* _The problem_: For each line that holds "zoom", copy the line out.

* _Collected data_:
↓↓↓

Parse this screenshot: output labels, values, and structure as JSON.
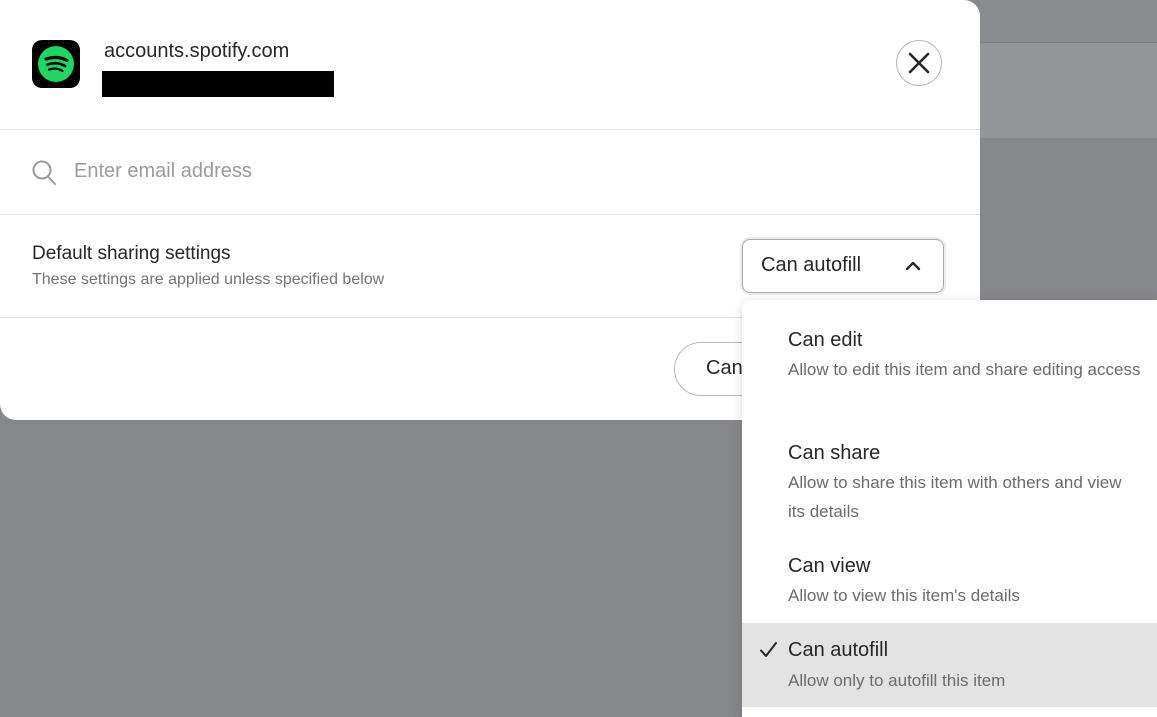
{
  "header": {
    "site": "accounts.spotify.com",
    "close_label": "Close"
  },
  "search": {
    "placeholder": "Enter email address"
  },
  "default_sharing": {
    "title": "Default sharing settings",
    "subtitle": "These settings are applied unless specified below",
    "selected": "Can autofill"
  },
  "footer": {
    "button_partial": "Can"
  },
  "dropdown": {
    "options": [
      {
        "title": "Can edit",
        "description": "Allow to edit this item and share editing access",
        "selected": false
      },
      {
        "title": "Can share",
        "description": "Allow to share this item with others and view its details",
        "selected": false
      },
      {
        "title": "Can view",
        "description": "Allow to view this item's details",
        "selected": false
      },
      {
        "title": "Can autofill",
        "description": "Allow only to autofill this item",
        "selected": true
      }
    ]
  },
  "colors": {
    "spotify_green": "#1ed760",
    "overlay": "#86878b",
    "selected_row": "#e3e3e3"
  },
  "icons": [
    "spotify-logo",
    "close-icon",
    "search-icon",
    "chevron-up-icon",
    "check-icon"
  ]
}
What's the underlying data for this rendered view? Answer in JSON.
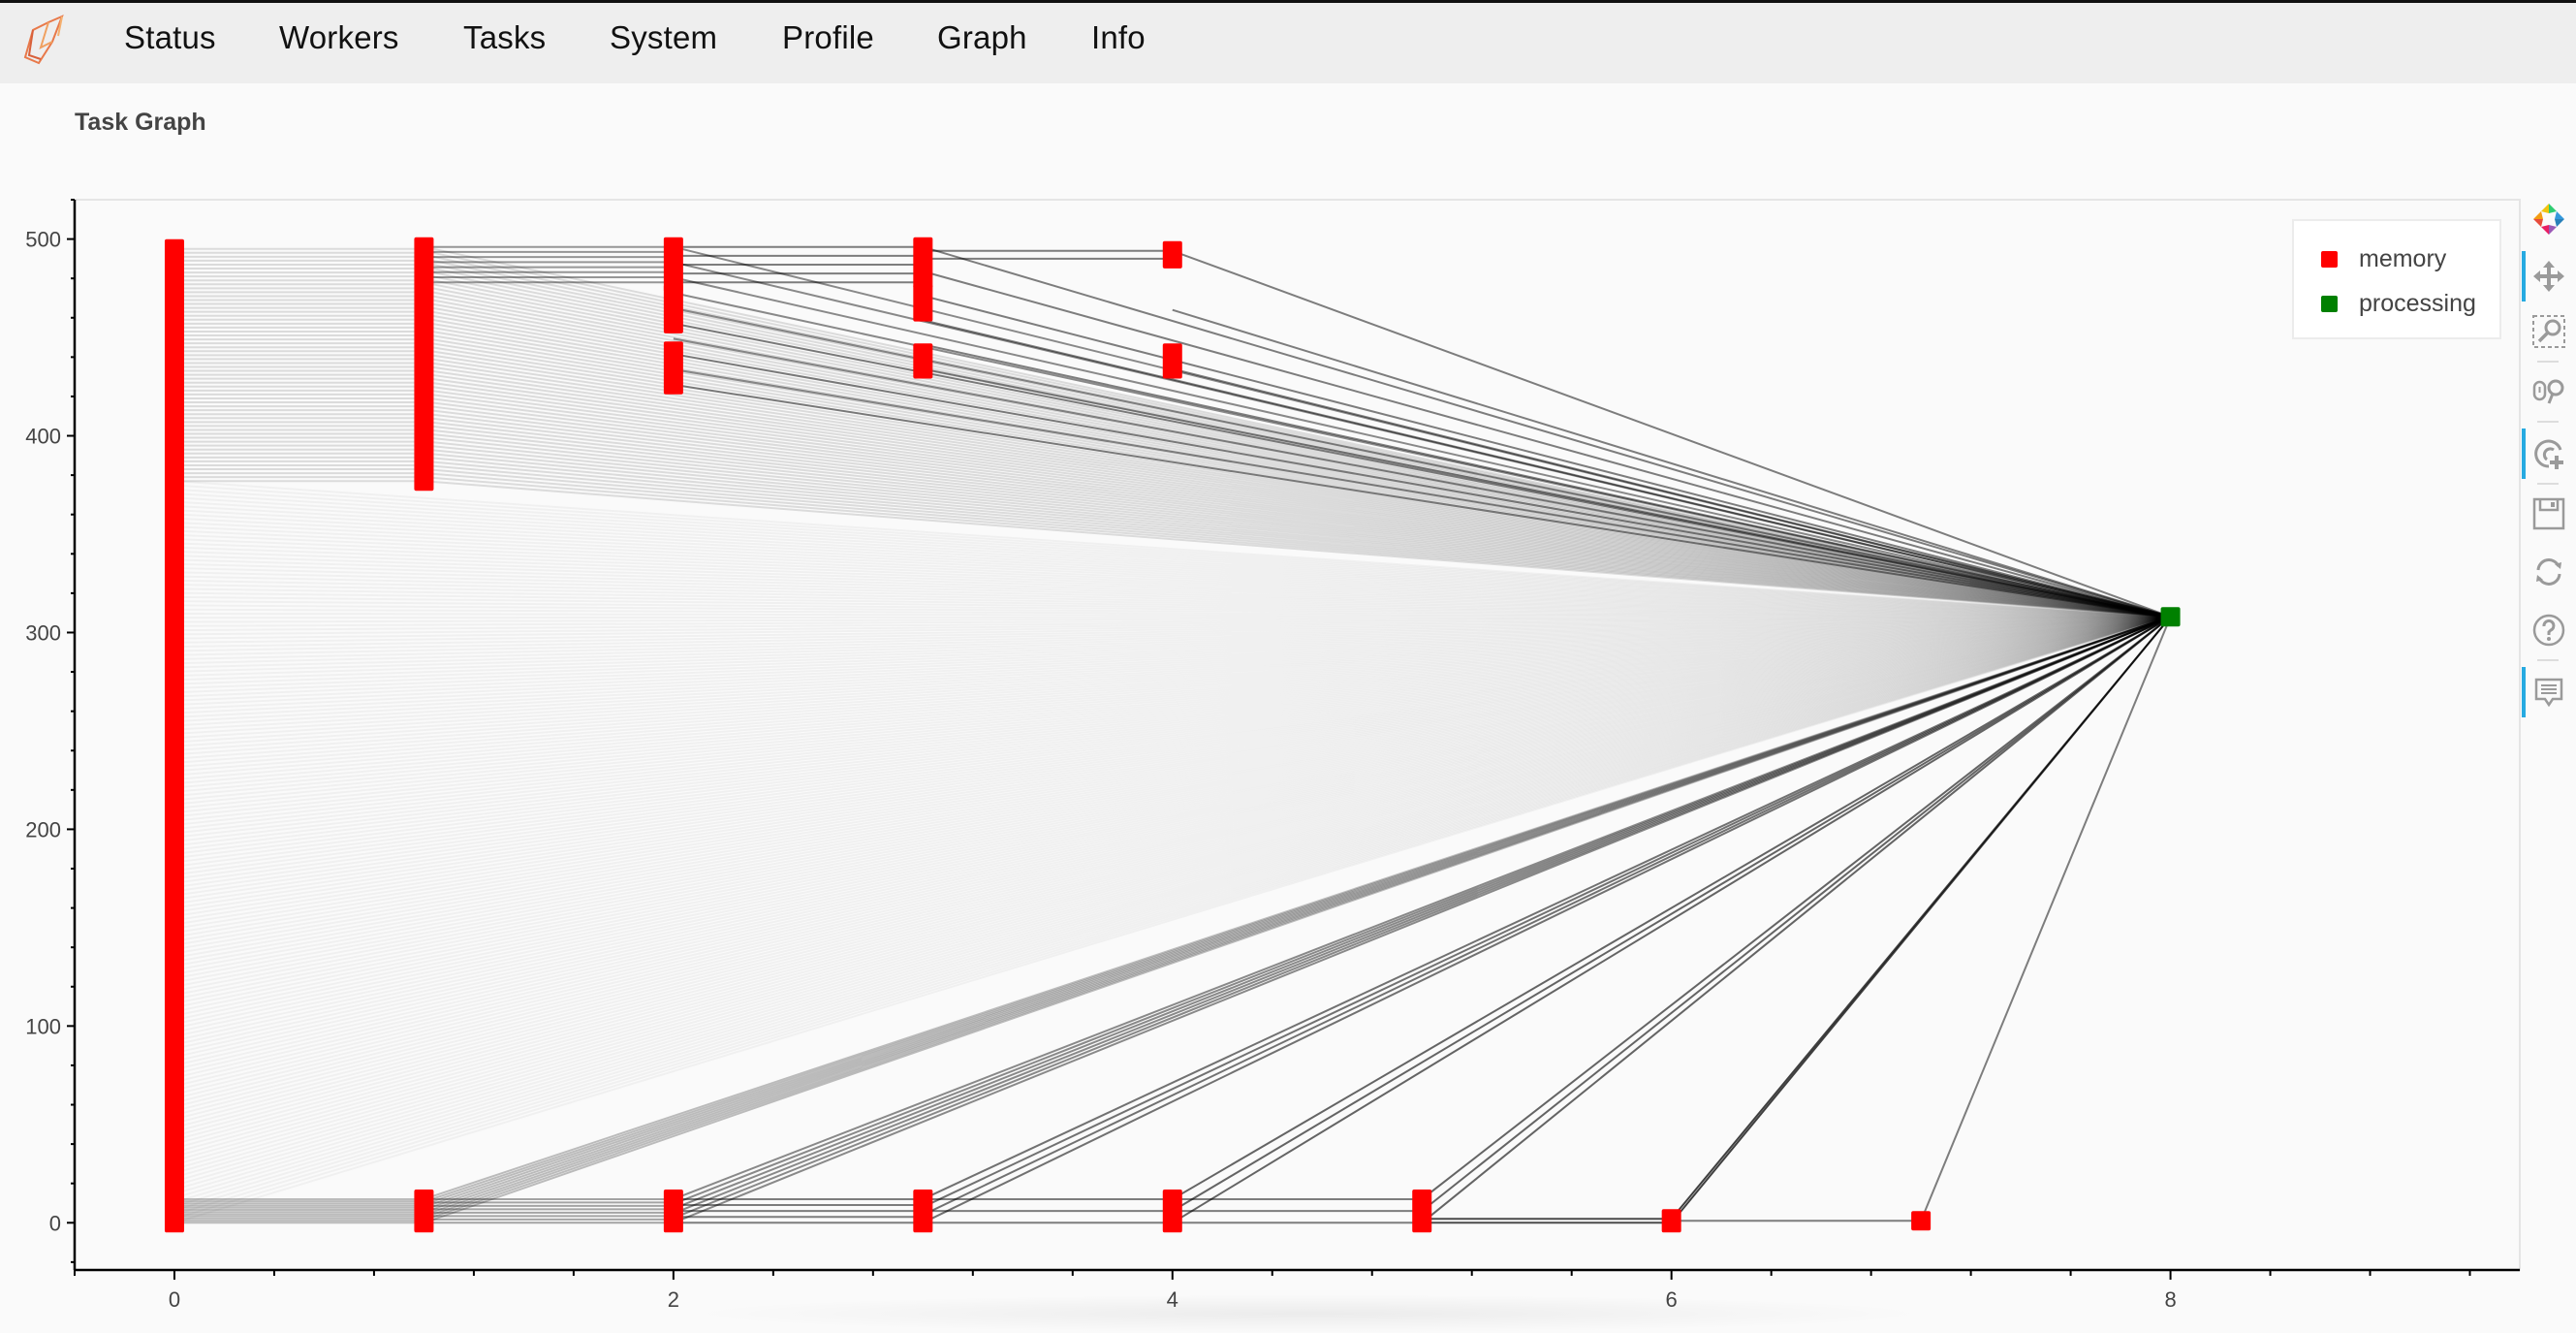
{
  "navbar": {
    "logo_icon": "dask-logo-icon",
    "items": [
      {
        "label": "Status"
      },
      {
        "label": "Workers"
      },
      {
        "label": "Tasks"
      },
      {
        "label": "System"
      },
      {
        "label": "Profile"
      },
      {
        "label": "Graph"
      },
      {
        "label": "Info"
      }
    ]
  },
  "page": {
    "title": "Task Graph"
  },
  "legend": {
    "items": [
      {
        "label": "memory",
        "color": "#ff0000"
      },
      {
        "label": "processing",
        "color": "#008000"
      }
    ]
  },
  "toolbar": {
    "tools": [
      {
        "icon": "bokeh-logo-icon",
        "active": false
      },
      {
        "icon": "pan-icon",
        "active": true
      },
      {
        "icon": "box-zoom-icon",
        "active": false
      },
      {
        "icon": "wheel-zoom-icon",
        "active": false
      },
      {
        "icon": "tap-icon",
        "active": true
      },
      {
        "icon": "save-icon",
        "active": false
      },
      {
        "icon": "reset-icon",
        "active": false
      },
      {
        "icon": "help-icon",
        "active": false
      },
      {
        "icon": "hover-icon",
        "active": true
      }
    ]
  },
  "chart_data": {
    "type": "scatter",
    "title": "Task Graph",
    "xlabel": "",
    "ylabel": "",
    "xlim": [
      -0.4,
      9.4
    ],
    "ylim": [
      -24,
      520
    ],
    "x_ticks": [
      0,
      2,
      4,
      6,
      8
    ],
    "y_ticks": [
      0,
      100,
      200,
      300,
      400,
      500
    ],
    "grid": false,
    "legend_position": "top-right",
    "state_colors": {
      "memory": "#ff0000",
      "processing": "#008000"
    },
    "node_columns": [
      {
        "x": 0,
        "state": "memory",
        "y_ranges": [
          [
            0,
            495
          ]
        ]
      },
      {
        "x": 1,
        "state": "memory",
        "y_ranges": [
          [
            0,
            12
          ],
          [
            377,
            496
          ]
        ]
      },
      {
        "x": 2,
        "state": "memory",
        "y_ranges": [
          [
            0,
            12
          ],
          [
            426,
            443
          ],
          [
            457,
            472
          ],
          [
            478,
            496
          ]
        ]
      },
      {
        "x": 3,
        "state": "memory",
        "y_ranges": [
          [
            0,
            12
          ],
          [
            434,
            442
          ],
          [
            463,
            472
          ],
          [
            480,
            496
          ]
        ]
      },
      {
        "x": 4,
        "state": "memory",
        "y_ranges": [
          [
            0,
            12
          ],
          [
            434,
            442
          ],
          [
            490,
            494
          ]
        ]
      },
      {
        "x": 5,
        "state": "memory",
        "y_ranges": [
          [
            0,
            12
          ]
        ]
      },
      {
        "x": 6,
        "state": "memory",
        "y_ranges": [
          [
            0,
            2
          ]
        ]
      },
      {
        "x": 7,
        "state": "memory",
        "y_ranges": [
          [
            1,
            1
          ]
        ]
      },
      {
        "x": 8,
        "state": "processing",
        "y_ranges": [
          [
            308,
            308
          ]
        ]
      }
    ],
    "edge_groups": [
      {
        "from_x": 0,
        "from_y": [
          0,
          377
        ],
        "to_x": 8,
        "to_y": 308,
        "count": 180,
        "alpha": 0.04
      },
      {
        "from_x": 0,
        "from_y": [
          377,
          495
        ],
        "to_x": 1,
        "to_y_same": true,
        "count": 60,
        "alpha": 0.12
      },
      {
        "from_x": 1,
        "from_y": [
          377,
          496
        ],
        "to_x": 8,
        "to_y": 308,
        "count": 60,
        "alpha": 0.12
      },
      {
        "from_x": 0,
        "from_y": [
          0,
          12
        ],
        "to_x": 1,
        "to_y_same": true,
        "count": 12,
        "alpha": 0.25
      },
      {
        "from_x": 1,
        "from_y": [
          0,
          12
        ],
        "to_x": 8,
        "to_y": 308,
        "count": 10,
        "alpha": 0.25
      },
      {
        "from_x": 1,
        "from_y": [
          478,
          496
        ],
        "to_x": 2,
        "to_y_same": true,
        "count": 8,
        "alpha": 0.4
      },
      {
        "from_x": 1,
        "from_y": [
          0,
          12
        ],
        "to_x": 2,
        "to_y_same": true,
        "count": 8,
        "alpha": 0.35
      },
      {
        "from_x": 2,
        "from_y": [
          0,
          12
        ],
        "to_x": 8,
        "to_y": 308,
        "count": 6,
        "alpha": 0.45
      },
      {
        "from_x": 2,
        "from_y": [
          426,
          496
        ],
        "to_x": 8,
        "to_y": 308,
        "count": 10,
        "alpha": 0.45
      },
      {
        "from_x": 2,
        "from_y": [
          478,
          496
        ],
        "to_x": 3,
        "to_y_same": true,
        "count": 5,
        "alpha": 0.5
      },
      {
        "from_x": 2,
        "from_y": [
          0,
          12
        ],
        "to_x": 3,
        "to_y_same": true,
        "count": 5,
        "alpha": 0.5
      },
      {
        "from_x": 3,
        "from_y": [
          0,
          12
        ],
        "to_x": 8,
        "to_y": 308,
        "count": 4,
        "alpha": 0.55
      },
      {
        "from_x": 3,
        "from_y": [
          434,
          496
        ],
        "to_x": 8,
        "to_y": 308,
        "count": 6,
        "alpha": 0.5
      },
      {
        "from_x": 3,
        "from_y": [
          490,
          494
        ],
        "to_x": 4,
        "to_y_same": true,
        "count": 2,
        "alpha": 0.5
      },
      {
        "from_x": 3,
        "from_y": [
          0,
          12
        ],
        "to_x": 4,
        "to_y_same": true,
        "count": 3,
        "alpha": 0.5
      },
      {
        "from_x": 4,
        "from_y": [
          0,
          12
        ],
        "to_x": 8,
        "to_y": 308,
        "count": 3,
        "alpha": 0.6
      },
      {
        "from_x": 4,
        "from_y": [
          434,
          494
        ],
        "to_x": 8,
        "to_y": 308,
        "count": 3,
        "alpha": 0.5
      },
      {
        "from_x": 4,
        "from_y": [
          0,
          12
        ],
        "to_x": 5,
        "to_y_same": true,
        "count": 3,
        "alpha": 0.5
      },
      {
        "from_x": 5,
        "from_y": [
          0,
          12
        ],
        "to_x": 8,
        "to_y": 308,
        "count": 3,
        "alpha": 0.6
      },
      {
        "from_x": 5,
        "from_y": [
          0,
          2
        ],
        "to_x": 6,
        "to_y_same": true,
        "count": 2,
        "alpha": 0.7
      },
      {
        "from_x": 6,
        "from_y": [
          0,
          2
        ],
        "to_x": 8,
        "to_y": 308,
        "count": 2,
        "alpha": 0.75
      },
      {
        "from_x": 6,
        "from_y": [
          1,
          1
        ],
        "to_x": 7,
        "to_y_same": true,
        "count": 1,
        "alpha": 0.5
      },
      {
        "from_x": 7,
        "from_y": [
          1,
          1
        ],
        "to_x": 8,
        "to_y": 308,
        "count": 1,
        "alpha": 0.5
      }
    ]
  }
}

↑↑↑

* _Written answer_:
        "icon": "box-zoom-icon",
        "icon": "wheel-zoom-icon",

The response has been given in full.